**What this task involves**: All of the lines below are to be transcribed faithfully, with pictures excluded from the copy.

┌────────

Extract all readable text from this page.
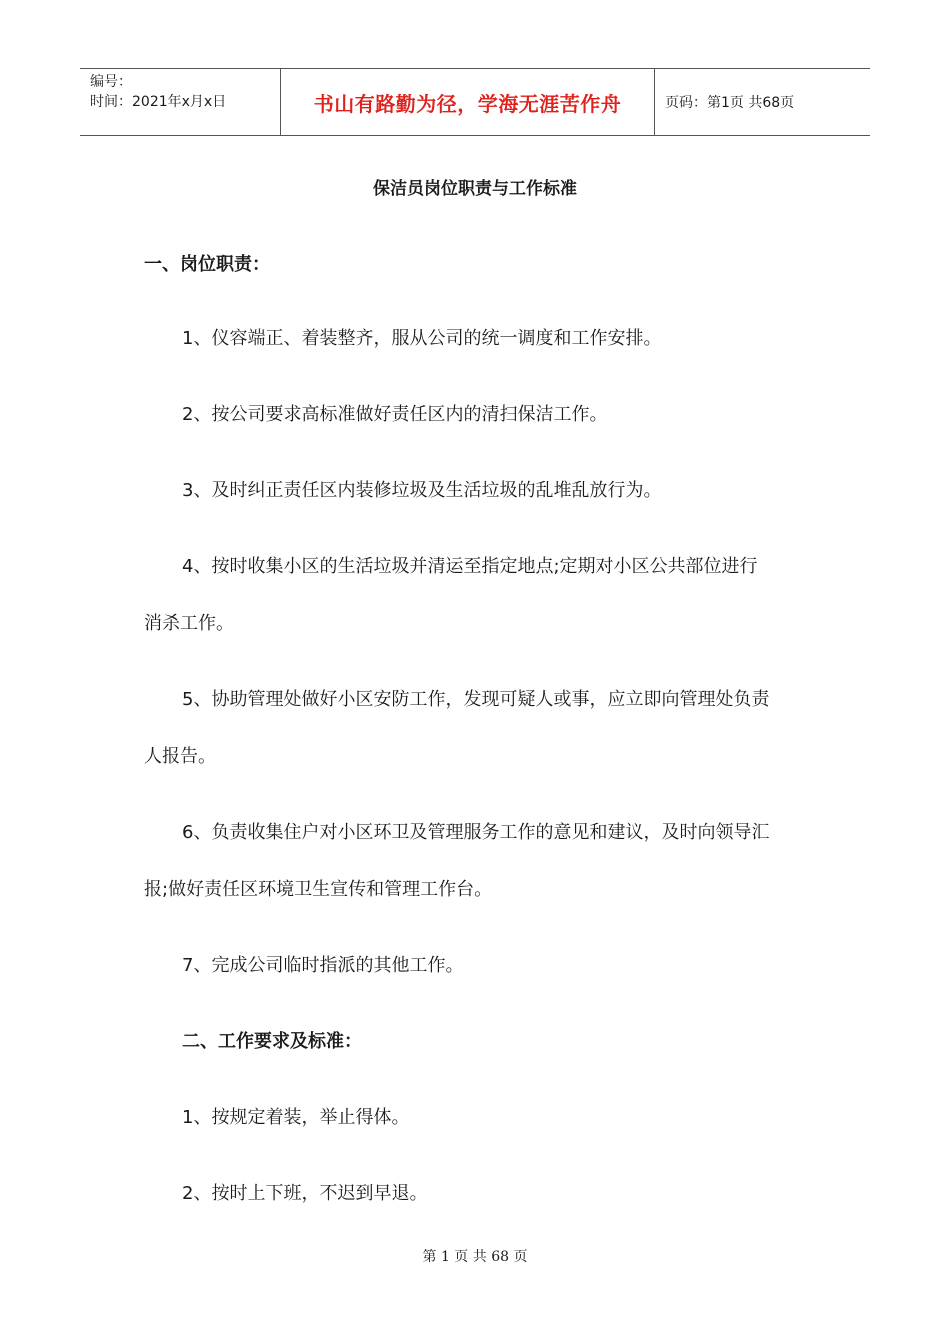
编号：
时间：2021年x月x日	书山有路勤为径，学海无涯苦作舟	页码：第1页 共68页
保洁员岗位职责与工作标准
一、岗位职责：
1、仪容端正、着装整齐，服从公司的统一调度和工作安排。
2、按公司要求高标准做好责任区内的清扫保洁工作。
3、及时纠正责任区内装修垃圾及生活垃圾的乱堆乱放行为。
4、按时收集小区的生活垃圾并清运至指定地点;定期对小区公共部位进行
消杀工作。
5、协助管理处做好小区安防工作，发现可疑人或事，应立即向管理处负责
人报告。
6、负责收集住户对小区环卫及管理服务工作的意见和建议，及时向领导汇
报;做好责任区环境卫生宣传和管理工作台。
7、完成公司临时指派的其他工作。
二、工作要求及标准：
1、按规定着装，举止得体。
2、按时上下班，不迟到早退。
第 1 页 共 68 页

└────────

**Solution to this exercise**:
Extract all readable text from this page.
编号：
时间：2021年x月x日	书山有路勤为径，学海无涯苦作舟	页码：第1页 共68页
保洁员岗位职责与工作标准
一、岗位职责：
1、仪容端正、着装整齐，服从公司的统一调度和工作安排。
2、按公司要求高标准做好责任区内的清扫保洁工作。
3、及时纠正责任区内装修垃圾及生活垃圾的乱堆乱放行为。
4、按时收集小区的生活垃圾并清运至指定地点;定期对小区公共部位进行
消杀工作。
5、协助管理处做好小区安防工作，发现可疑人或事，应立即向管理处负责
人报告。
6、负责收集住户对小区环卫及管理服务工作的意见和建议，及时向领导汇
报;做好责任区环境卫生宣传和管理工作台。
7、完成公司临时指派的其他工作。
二、工作要求及标准：
1、按规定着装，举止得体。
2、按时上下班，不迟到早退。
第 1 页 共 68 页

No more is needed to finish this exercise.